**DO THIS:**
Locate the lines of the listing below that hold "name", then copy each of them.
--- Start of SUPPLIED MATERIAL ---
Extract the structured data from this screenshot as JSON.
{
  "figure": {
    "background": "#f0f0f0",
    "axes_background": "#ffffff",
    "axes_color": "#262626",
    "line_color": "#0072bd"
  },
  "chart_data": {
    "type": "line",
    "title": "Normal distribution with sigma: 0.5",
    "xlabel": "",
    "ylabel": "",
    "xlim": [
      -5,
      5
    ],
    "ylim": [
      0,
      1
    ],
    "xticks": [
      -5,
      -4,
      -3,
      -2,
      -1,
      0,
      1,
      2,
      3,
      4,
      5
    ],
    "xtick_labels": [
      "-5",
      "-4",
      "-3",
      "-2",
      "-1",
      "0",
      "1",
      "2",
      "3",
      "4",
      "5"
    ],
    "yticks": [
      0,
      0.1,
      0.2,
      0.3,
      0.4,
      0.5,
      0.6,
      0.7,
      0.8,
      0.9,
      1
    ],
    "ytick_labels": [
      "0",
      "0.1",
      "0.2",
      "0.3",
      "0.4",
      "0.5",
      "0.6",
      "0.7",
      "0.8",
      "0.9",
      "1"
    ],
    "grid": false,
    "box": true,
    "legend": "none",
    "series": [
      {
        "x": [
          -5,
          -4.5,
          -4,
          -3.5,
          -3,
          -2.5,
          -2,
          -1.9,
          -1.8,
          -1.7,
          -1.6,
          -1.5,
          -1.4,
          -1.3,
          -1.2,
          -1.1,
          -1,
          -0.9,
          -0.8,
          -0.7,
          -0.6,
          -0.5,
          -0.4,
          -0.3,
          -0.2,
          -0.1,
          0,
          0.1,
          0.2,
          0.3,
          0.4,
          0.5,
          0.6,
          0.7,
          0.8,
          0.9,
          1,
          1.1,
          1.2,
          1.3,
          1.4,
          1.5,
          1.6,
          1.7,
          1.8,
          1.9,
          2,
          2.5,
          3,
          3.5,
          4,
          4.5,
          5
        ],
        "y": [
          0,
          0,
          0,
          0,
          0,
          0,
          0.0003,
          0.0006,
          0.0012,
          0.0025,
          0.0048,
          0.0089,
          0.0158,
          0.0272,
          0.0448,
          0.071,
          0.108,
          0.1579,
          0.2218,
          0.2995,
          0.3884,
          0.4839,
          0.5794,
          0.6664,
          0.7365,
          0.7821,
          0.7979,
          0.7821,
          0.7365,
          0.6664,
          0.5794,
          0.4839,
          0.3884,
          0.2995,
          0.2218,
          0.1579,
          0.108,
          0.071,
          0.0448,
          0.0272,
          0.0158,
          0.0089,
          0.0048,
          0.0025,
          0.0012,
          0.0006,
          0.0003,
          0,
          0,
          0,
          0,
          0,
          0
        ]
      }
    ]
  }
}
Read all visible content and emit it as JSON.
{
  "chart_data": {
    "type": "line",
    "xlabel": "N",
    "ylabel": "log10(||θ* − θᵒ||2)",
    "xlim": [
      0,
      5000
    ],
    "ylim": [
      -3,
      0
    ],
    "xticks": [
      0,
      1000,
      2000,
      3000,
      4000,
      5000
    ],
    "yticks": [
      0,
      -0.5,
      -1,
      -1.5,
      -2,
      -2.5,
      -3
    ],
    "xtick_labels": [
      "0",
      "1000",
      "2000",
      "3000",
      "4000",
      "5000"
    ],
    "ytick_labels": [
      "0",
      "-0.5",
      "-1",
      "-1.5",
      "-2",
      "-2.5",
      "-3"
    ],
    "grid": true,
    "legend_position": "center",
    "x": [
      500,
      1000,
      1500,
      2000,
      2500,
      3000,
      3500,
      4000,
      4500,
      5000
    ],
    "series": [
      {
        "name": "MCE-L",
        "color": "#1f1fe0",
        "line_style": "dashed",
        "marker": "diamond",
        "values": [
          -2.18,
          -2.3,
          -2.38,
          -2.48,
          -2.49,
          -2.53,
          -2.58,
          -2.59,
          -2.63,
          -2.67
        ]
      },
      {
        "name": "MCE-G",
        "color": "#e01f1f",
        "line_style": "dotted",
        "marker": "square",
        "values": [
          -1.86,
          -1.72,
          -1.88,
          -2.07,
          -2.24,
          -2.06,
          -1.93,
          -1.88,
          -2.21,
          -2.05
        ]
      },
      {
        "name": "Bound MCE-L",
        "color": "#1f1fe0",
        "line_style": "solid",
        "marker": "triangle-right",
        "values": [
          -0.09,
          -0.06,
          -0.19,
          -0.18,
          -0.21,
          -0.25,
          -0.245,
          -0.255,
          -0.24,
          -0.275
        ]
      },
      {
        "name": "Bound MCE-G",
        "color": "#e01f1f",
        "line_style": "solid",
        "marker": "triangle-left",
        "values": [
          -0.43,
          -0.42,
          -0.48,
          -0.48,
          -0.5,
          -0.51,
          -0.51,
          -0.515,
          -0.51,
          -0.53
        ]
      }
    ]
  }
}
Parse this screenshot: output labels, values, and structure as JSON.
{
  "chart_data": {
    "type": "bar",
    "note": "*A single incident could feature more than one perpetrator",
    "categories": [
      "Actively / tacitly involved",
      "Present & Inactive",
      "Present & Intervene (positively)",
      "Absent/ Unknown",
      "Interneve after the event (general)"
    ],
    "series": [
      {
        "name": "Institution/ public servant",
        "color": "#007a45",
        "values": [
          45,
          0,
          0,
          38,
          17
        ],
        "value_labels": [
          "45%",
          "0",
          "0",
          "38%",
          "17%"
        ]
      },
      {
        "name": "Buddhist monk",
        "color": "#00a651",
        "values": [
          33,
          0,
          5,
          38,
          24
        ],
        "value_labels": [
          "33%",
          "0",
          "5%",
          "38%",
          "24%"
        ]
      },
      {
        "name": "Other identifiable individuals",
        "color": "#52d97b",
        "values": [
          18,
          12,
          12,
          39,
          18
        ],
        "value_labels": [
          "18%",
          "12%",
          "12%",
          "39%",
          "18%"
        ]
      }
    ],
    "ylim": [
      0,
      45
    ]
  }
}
--- End of SUPPLIED MATERIAL ---
**EXPECTED ANSWER:**
        "name": "MCE-L",
        "name": "MCE-G",
        "name": "Bound MCE-L",
        "name": "Bound MCE-G",
        "name": "Institution/ public servant",
        "name": "Buddhist monk",
        "name": "Other identifiable individuals",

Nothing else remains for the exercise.